**What is being asked:** Update the lines from the one with "- bar-segment: [145, 22, 888, 58]" up to and including the one with "- bar-segment: [145, 320, 653, 356]" by putting "category-name" wherever "category-label" stands and leaving everything else unchanged. Give back only those lines.

_ _ _ _ _

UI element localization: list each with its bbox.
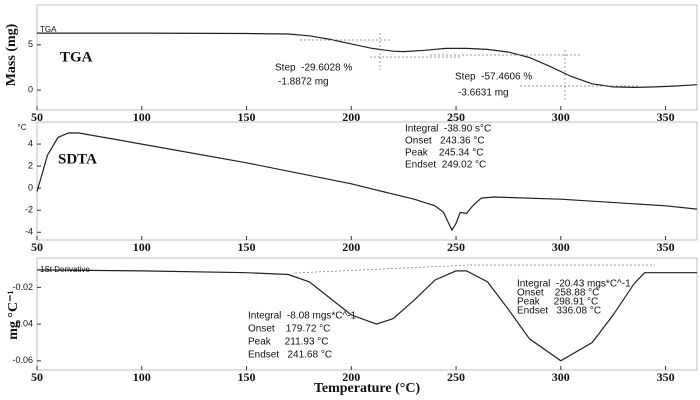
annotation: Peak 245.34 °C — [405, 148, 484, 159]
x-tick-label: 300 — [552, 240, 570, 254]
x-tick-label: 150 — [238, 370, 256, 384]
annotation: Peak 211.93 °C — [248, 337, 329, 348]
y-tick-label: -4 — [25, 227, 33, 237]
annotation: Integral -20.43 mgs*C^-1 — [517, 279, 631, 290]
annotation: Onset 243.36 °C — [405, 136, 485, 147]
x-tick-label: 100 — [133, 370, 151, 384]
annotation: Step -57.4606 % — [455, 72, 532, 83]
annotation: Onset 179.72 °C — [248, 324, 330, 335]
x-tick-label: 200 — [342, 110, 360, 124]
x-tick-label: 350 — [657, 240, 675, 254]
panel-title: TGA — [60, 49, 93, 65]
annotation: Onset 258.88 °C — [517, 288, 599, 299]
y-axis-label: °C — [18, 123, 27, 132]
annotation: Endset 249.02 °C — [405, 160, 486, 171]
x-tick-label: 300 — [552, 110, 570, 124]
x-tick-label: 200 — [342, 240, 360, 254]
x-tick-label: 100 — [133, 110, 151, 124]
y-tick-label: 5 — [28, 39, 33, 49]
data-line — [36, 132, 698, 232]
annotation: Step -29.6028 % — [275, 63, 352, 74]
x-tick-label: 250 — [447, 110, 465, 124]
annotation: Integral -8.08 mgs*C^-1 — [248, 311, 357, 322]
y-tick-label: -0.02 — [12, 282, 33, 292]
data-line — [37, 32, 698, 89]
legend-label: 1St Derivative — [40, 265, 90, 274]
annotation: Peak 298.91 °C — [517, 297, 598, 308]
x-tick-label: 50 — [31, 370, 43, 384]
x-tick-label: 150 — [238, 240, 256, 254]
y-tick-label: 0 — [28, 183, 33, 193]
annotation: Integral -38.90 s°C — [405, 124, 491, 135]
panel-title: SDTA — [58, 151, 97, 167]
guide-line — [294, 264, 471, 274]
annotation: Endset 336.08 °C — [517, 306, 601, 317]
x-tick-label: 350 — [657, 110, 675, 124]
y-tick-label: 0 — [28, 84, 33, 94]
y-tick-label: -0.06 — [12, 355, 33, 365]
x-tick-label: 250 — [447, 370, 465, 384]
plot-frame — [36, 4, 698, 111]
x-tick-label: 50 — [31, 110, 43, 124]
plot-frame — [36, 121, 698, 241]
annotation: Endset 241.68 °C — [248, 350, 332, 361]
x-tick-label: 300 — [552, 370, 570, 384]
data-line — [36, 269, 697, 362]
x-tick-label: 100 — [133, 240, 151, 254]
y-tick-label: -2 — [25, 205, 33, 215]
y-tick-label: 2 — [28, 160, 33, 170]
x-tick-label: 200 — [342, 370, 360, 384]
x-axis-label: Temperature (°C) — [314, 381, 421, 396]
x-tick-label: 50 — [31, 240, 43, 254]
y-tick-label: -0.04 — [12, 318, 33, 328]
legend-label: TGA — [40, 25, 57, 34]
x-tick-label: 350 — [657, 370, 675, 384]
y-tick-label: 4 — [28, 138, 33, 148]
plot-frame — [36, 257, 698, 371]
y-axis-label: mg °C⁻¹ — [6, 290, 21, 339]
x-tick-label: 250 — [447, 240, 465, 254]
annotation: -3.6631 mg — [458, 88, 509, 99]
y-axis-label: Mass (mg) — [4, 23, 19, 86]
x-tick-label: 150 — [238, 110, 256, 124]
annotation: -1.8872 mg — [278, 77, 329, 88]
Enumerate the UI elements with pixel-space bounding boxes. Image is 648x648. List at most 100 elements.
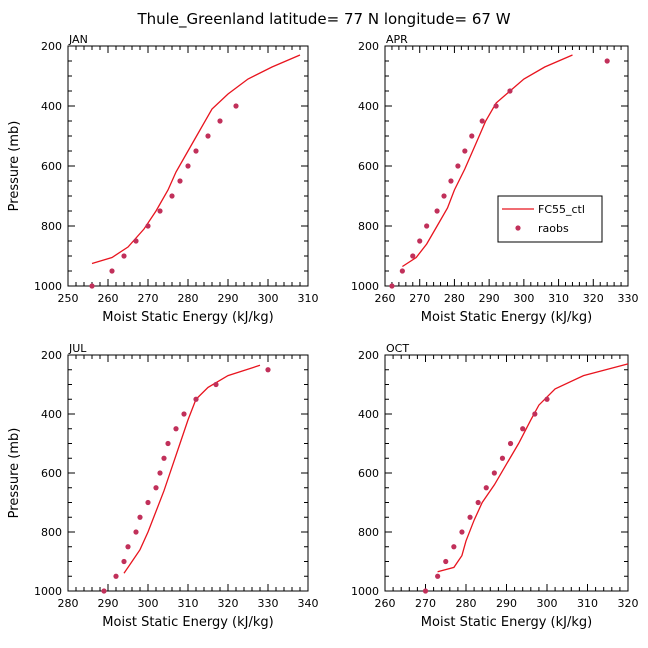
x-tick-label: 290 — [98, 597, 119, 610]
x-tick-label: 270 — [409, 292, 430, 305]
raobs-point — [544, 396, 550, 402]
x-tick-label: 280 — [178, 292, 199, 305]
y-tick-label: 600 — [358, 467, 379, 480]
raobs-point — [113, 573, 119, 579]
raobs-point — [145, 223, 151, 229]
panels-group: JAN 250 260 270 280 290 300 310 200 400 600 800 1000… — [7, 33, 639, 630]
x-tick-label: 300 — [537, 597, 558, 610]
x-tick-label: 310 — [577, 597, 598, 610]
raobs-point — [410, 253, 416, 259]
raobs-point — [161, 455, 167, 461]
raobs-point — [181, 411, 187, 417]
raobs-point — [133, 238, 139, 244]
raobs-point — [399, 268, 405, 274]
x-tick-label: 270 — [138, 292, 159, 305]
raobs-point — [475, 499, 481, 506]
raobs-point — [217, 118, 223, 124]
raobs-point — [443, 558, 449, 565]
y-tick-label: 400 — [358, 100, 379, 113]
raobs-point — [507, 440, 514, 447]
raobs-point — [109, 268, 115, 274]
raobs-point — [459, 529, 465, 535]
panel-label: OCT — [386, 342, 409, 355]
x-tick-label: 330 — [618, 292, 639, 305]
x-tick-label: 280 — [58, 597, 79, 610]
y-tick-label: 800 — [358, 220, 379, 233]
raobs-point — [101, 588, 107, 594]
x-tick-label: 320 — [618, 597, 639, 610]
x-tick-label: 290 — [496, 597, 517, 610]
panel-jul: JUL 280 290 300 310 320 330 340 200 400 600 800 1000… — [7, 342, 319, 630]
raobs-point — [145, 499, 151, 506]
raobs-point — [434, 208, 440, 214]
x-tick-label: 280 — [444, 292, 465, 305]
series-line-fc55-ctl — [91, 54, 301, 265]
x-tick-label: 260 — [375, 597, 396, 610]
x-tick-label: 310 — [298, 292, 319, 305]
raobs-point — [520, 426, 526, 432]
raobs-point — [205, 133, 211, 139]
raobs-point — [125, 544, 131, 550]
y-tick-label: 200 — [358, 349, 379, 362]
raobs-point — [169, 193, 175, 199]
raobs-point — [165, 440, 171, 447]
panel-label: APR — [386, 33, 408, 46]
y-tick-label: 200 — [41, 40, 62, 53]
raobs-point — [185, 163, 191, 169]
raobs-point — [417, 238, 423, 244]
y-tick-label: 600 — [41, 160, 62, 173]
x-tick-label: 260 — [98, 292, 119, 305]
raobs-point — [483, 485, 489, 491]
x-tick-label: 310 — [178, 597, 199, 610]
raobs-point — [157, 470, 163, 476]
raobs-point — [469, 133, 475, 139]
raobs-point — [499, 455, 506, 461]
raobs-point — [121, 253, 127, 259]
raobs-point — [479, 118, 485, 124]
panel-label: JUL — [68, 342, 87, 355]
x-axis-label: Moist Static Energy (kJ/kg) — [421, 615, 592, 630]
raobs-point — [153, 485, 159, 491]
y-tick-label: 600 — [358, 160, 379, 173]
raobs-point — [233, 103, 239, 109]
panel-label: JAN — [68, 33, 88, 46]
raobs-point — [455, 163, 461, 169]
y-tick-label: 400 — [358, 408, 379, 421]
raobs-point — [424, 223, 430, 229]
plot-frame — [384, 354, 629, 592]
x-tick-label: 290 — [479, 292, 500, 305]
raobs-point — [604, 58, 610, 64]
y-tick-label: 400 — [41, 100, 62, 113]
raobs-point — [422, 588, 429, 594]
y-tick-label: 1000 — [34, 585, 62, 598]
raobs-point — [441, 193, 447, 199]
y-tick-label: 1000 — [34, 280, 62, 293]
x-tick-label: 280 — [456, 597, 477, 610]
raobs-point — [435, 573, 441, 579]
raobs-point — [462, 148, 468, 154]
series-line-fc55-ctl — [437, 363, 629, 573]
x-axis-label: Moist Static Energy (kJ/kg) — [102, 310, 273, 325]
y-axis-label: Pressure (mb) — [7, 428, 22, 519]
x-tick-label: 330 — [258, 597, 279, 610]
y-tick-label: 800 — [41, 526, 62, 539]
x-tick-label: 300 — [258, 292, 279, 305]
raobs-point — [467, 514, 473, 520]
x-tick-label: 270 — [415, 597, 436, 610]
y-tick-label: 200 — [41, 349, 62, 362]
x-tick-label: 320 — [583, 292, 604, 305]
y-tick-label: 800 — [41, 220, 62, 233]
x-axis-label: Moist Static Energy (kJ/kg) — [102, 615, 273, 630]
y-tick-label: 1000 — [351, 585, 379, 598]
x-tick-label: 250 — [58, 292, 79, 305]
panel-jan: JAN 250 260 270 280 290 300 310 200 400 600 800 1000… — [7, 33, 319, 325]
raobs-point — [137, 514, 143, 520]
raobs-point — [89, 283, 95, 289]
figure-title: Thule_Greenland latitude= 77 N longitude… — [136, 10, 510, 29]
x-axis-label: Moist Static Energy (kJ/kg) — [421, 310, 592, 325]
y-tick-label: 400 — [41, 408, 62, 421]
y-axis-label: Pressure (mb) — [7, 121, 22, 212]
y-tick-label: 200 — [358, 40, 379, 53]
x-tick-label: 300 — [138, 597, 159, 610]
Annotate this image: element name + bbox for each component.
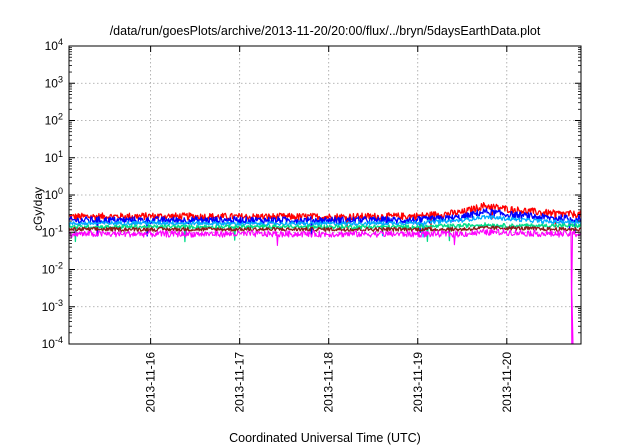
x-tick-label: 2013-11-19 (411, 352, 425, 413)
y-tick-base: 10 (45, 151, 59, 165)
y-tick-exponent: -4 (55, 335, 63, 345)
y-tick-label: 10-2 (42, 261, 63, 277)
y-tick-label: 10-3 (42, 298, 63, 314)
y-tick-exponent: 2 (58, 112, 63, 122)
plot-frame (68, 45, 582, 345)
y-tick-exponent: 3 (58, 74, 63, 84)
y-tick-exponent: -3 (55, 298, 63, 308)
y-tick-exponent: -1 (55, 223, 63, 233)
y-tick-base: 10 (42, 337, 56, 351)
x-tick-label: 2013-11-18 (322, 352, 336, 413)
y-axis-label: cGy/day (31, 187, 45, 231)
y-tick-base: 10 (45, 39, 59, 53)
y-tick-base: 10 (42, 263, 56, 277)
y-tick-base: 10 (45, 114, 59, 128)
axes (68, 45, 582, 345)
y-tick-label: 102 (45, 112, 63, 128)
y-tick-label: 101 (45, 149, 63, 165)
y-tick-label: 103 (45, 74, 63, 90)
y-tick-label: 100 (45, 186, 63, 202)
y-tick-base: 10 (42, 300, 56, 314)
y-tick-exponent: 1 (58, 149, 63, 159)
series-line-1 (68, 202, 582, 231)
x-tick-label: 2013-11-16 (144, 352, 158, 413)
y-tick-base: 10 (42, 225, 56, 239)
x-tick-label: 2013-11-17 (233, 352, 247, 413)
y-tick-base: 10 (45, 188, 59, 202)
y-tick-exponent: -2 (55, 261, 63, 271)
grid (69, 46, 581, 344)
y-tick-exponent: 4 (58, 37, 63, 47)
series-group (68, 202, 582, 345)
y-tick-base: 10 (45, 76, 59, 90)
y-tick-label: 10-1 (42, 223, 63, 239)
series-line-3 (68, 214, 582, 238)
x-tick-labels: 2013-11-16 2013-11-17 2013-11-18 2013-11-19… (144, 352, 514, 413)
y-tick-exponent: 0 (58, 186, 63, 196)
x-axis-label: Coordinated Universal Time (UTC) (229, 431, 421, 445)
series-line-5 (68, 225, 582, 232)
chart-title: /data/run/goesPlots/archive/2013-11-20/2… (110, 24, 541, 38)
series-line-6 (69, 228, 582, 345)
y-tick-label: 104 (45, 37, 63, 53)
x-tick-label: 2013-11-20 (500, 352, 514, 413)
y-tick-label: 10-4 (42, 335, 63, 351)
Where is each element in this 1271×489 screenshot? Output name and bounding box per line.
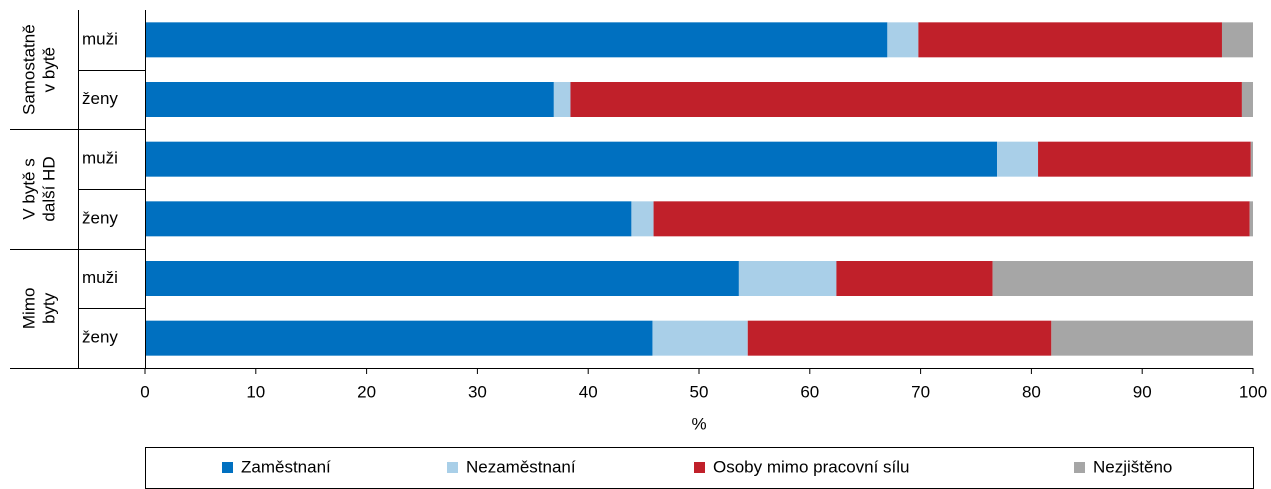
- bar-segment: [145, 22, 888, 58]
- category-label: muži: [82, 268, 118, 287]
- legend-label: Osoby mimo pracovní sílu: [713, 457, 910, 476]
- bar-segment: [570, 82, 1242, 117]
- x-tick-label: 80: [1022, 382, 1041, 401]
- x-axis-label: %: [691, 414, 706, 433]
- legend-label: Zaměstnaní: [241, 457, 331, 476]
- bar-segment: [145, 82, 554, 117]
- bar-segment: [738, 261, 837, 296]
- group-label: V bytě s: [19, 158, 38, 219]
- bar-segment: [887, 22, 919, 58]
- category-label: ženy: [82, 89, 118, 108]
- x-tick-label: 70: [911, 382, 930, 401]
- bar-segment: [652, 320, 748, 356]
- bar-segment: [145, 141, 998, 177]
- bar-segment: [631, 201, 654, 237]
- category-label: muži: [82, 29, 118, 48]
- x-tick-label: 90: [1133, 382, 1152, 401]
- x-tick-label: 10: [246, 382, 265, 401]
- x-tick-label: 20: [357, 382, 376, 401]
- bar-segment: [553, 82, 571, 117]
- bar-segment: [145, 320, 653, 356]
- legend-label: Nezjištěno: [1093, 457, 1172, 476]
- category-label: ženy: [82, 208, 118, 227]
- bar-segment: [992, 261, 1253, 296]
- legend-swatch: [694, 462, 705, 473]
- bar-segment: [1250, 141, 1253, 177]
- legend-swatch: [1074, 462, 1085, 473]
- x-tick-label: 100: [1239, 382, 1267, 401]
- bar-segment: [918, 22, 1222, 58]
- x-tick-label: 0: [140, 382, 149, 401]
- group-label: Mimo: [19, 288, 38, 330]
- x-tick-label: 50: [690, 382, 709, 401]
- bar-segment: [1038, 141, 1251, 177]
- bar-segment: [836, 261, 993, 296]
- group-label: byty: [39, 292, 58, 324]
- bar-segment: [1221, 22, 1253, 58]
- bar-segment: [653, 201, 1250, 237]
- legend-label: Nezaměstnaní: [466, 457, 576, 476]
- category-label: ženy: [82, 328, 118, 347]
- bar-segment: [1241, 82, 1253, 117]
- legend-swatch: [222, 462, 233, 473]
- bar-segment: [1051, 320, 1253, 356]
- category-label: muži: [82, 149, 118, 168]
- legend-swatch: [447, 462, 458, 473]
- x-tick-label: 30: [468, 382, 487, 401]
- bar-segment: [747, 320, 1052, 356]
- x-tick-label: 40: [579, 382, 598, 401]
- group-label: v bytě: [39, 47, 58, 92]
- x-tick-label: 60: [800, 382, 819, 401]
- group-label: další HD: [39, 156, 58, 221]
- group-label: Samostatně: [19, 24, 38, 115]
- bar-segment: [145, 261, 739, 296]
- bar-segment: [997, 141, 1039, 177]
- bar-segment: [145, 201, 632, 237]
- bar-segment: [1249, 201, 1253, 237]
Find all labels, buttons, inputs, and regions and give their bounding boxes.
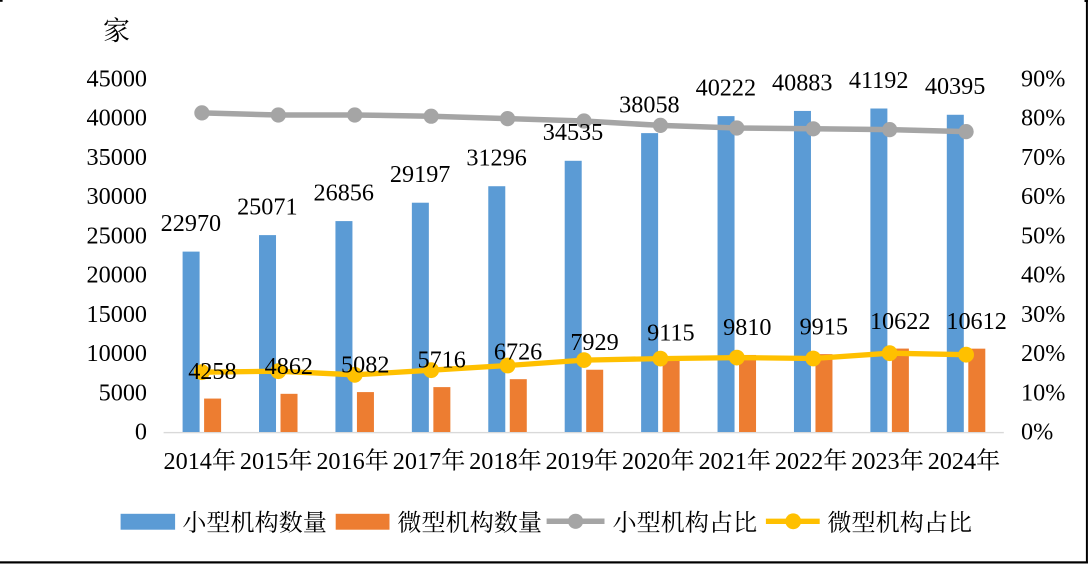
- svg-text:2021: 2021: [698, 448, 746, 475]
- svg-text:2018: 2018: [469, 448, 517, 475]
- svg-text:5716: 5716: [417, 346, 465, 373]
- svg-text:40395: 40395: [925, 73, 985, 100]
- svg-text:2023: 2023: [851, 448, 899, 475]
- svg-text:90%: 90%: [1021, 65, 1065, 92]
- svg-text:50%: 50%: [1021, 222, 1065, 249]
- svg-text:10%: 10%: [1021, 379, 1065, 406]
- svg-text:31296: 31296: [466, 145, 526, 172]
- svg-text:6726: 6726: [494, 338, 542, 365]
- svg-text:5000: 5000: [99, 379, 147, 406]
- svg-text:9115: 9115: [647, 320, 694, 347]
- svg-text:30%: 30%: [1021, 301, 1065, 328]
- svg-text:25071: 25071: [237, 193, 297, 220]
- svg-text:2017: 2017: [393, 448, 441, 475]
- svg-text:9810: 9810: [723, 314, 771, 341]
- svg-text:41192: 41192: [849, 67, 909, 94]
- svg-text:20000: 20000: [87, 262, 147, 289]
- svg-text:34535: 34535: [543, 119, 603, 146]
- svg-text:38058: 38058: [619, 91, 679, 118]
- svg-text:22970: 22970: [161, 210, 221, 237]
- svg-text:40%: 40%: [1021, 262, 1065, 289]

_ _ _ _ _

**Solution for this exercise:**
- bar-segment: [145, 22, 888, 58]
- category-name: muži: [82, 268, 118, 287]
- legend-label: Osoby mimo pracovní sílu: [713, 457, 910, 476]
- bar-segment: [570, 82, 1242, 117]
- x-tick-label: 80: [1022, 382, 1041, 401]
- x-axis-label: %: [691, 414, 706, 433]
- legend-label: Zaměstnaní: [241, 457, 331, 476]
- bar-segment: [145, 82, 554, 117]
- bar-segment: [738, 261, 837, 296]
- group-label: V bytě s: [19, 158, 38, 219]
- bar-segment: [887, 22, 919, 58]
- category-name: ženy: [82, 89, 118, 108]
- x-tick-label: 70: [911, 382, 930, 401]
- bar-segment: [652, 320, 748, 356]
- bar-segment: [145, 141, 998, 177]
- bar-segment: [631, 201, 654, 237]
- category-name: muži: [82, 29, 118, 48]
- x-tick-label: 90: [1133, 382, 1152, 401]
- x-tick-label: 10: [246, 382, 265, 401]
- x-tick-label: 20: [357, 382, 376, 401]
- bar-segment: [553, 82, 571, 117]
- bar-segment: [145, 320, 653, 356]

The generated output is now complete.